__SET EXERCISE__: Write out each line of the material again, word for word.

(Records from a data source)
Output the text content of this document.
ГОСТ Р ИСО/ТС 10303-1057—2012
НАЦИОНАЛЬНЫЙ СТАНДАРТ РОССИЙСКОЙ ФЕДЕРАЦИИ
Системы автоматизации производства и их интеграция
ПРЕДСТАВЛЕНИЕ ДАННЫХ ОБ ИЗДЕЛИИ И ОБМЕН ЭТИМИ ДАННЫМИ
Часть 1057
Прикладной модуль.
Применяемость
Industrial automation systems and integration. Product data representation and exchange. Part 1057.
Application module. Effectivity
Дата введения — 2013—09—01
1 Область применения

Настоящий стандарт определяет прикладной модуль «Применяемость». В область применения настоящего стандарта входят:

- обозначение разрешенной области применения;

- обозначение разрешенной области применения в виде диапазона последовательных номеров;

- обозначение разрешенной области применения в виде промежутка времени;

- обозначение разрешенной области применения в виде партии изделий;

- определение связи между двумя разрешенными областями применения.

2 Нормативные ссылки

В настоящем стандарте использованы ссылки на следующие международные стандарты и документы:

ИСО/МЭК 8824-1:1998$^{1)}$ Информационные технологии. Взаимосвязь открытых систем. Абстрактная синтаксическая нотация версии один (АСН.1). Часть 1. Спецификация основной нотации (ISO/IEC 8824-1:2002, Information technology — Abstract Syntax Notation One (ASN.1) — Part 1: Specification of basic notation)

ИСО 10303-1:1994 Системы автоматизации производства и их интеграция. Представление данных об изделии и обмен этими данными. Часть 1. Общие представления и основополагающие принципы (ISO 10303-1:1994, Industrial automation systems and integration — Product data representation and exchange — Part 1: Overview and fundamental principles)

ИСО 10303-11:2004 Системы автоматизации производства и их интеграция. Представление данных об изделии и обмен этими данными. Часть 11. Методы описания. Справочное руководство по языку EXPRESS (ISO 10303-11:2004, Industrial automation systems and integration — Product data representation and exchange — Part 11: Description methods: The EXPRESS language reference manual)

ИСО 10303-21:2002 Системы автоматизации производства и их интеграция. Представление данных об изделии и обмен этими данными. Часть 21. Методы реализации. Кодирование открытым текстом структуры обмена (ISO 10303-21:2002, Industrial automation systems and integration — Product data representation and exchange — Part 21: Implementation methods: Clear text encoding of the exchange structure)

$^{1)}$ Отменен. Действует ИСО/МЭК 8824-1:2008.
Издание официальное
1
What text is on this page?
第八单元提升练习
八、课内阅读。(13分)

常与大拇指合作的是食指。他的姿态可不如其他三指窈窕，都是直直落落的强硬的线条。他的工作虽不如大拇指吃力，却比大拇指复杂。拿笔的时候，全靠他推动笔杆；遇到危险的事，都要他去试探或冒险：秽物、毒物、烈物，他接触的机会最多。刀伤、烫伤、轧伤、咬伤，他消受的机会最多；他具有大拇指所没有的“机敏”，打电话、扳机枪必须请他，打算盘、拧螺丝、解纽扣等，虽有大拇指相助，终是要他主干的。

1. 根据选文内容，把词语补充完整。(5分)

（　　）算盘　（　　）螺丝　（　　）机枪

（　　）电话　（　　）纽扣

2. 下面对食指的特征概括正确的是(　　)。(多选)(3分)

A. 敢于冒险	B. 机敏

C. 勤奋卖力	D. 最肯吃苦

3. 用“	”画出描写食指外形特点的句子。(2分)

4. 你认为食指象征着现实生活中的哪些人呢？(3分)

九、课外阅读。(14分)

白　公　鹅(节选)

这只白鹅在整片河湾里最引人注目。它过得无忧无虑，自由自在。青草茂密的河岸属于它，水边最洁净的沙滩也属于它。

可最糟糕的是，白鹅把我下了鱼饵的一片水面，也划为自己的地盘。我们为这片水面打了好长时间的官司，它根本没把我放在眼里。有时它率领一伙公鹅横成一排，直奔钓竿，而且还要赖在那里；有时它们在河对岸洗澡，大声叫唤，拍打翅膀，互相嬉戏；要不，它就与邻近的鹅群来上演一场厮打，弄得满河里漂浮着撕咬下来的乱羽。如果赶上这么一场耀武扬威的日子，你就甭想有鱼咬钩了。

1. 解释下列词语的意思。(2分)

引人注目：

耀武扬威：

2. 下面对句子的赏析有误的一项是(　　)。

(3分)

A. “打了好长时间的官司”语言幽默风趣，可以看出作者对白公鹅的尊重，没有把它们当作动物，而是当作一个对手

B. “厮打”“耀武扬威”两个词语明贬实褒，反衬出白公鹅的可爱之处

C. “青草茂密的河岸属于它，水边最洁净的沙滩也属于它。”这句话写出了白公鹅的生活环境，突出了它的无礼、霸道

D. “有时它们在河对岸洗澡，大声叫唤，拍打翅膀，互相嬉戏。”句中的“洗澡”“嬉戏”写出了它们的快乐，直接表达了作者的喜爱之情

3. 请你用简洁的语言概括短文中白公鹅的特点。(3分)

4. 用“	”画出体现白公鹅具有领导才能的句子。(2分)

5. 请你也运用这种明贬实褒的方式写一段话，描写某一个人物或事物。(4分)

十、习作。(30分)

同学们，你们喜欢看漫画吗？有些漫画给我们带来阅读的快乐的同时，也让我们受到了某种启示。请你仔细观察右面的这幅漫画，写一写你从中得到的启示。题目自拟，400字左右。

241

__FINISHED EXERCISE__:
Output the text content of this document.
ГОСТ Р ИСО/ТС 10303-1057—2012
НАЦИОНАЛЬНЫЙ СТАНДАРТ РОССИЙСКОЙ ФЕДЕРАЦИИ
Системы автоматизации производства и их интеграция
ПРЕДСТАВЛЕНИЕ ДАННЫХ ОБ ИЗДЕЛИИ И ОБМЕН ЭТИМИ ДАННЫМИ
Часть 1057
Прикладной модуль.
Применяемость
Industrial automation systems and integration. Product data representation and exchange. Part 1057.
Application module. Effectivity
Дата введения — 2013—09—01
1 Область применения

Настоящий стандарт определяет прикладной модуль «Применяемость». В область применения настоящего стандарта входят:

- обозначение разрешенной области применения;

- обозначение разрешенной области применения в виде диапазона последовательных номеров;

- обозначение разрешенной области применения в виде промежутка времени;

- обозначение разрешенной области применения в виде партии изделий;

- определение связи между двумя разрешенными областями применения.

2 Нормативные ссылки

В настоящем стандарте использованы ссылки на следующие международные стандарты и документы:

ИСО/МЭК 8824-1:1998$^{1)}$ Информационные технологии. Взаимосвязь открытых систем. Абстрактная синтаксическая нотация версии один (АСН.1). Часть 1. Спецификация основной нотации (ISO/IEC 8824-1:2002, Information technology — Abstract Syntax Notation One (ASN.1) — Part 1: Specification of basic notation)

ИСО 10303-1:1994 Системы автоматизации производства и их интеграция. Представление данных об изделии и обмен этими данными. Часть 1. Общие представления и основополагающие принципы (ISO 10303-1:1994, Industrial automation systems and integration — Product data representation and exchange — Part 1: Overview and fundamental principles)

ИСО 10303-11:2004 Системы автоматизации производства и их интеграция. Представление данных об изделии и обмен этими данными. Часть 11. Методы описания. Справочное руководство по языку EXPRESS (ISO 10303-11:2004, Industrial automation systems and integration — Product data representation and exchange — Part 11: Description methods: The EXPRESS language reference manual)

ИСО 10303-21:2002 Системы автоматизации производства и их интеграция. Представление данных об изделии и обмен этими данными. Часть 21. Методы реализации. Кодирование открытым текстом структуры обмена (ISO 10303-21:2002, Industrial automation systems and integration — Product data representation and exchange — Part 21: Implementation methods: Clear text encoding of the exchange structure)

$^{1)}$ Отменен. Действует ИСО/МЭК 8824-1:2008.
Издание официальное
1
What text is on this page?
第八单元提升练习
八、课内阅读。(13分)

常与大拇指合作的是食指。他的姿态可不如其他三指窈窕，都是直直落落的强硬的线条。他的工作虽不如大拇指吃力，却比大拇指复杂。拿笔的时候，全靠他推动笔杆；遇到危险的事，都要他去试探或冒险：秽物、毒物、烈物，他接触的机会最多。刀伤、烫伤、轧伤、咬伤，他消受的机会最多；他具有大拇指所没有的“机敏”，打电话、扳机枪必须请他，打算盘、拧螺丝、解纽扣等，虽有大拇指相助，终是要他主干的。

1. 根据选文内容，把词语补充完整。(5分)

（　　）算盘　（　　）螺丝　（　　）机枪

（　　）电话　（　　）纽扣

2. 下面对食指的特征概括正确的是(　　)。(多选)(3分)

A. 敢于冒险	B. 机敏

C. 勤奋卖力	D. 最肯吃苦

3. 用“	”画出描写食指外形特点的句子。(2分)

4. 你认为食指象征着现实生活中的哪些人呢？(3分)

九、课外阅读。(14分)

白　公　鹅(节选)

这只白鹅在整片河湾里最引人注目。它过得无忧无虑，自由自在。青草茂密的河岸属于它，水边最洁净的沙滩也属于它。

可最糟糕的是，白鹅把我下了鱼饵的一片水面，也划为自己的地盘。我们为这片水面打了好长时间的官司，它根本没把我放在眼里。有时它率领一伙公鹅横成一排，直奔钓竿，而且还要赖在那里；有时它们在河对岸洗澡，大声叫唤，拍打翅膀，互相嬉戏；要不，它就与邻近的鹅群来上演一场厮打，弄得满河里漂浮着撕咬下来的乱羽。如果赶上这么一场耀武扬威的日子，你就甭想有鱼咬钩了。

1. 解释下列词语的意思。(2分)

引人注目：

耀武扬威：

2. 下面对句子的赏析有误的一项是(　　)。

(3分)

A. “打了好长时间的官司”语言幽默风趣，可以看出作者对白公鹅的尊重，没有把它们当作动物，而是当作一个对手

B. “厮打”“耀武扬威”两个词语明贬实褒，反衬出白公鹅的可爱之处

C. “青草茂密的河岸属于它，水边最洁净的沙滩也属于它。”这句话写出了白公鹅的生活环境，突出了它的无礼、霸道

D. “有时它们在河对岸洗澡，大声叫唤，拍打翅膀，互相嬉戏。”句中的“洗澡”“嬉戏”写出了它们的快乐，直接表达了作者的喜爱之情

3. 请你用简洁的语言概括短文中白公鹅的特点。(3分)

4. 用“	”画出体现白公鹅具有领导才能的句子。(2分)

5. 请你也运用这种明贬实褒的方式写一段话，描写某一个人物或事物。(4分)

十、习作。(30分)

同学们，你们喜欢看漫画吗？有些漫画给我们带来阅读的快乐的同时，也让我们受到了某种启示。请你仔细观察右面的这幅漫画，写一写你从中得到的启示。题目自拟，400字左右。

241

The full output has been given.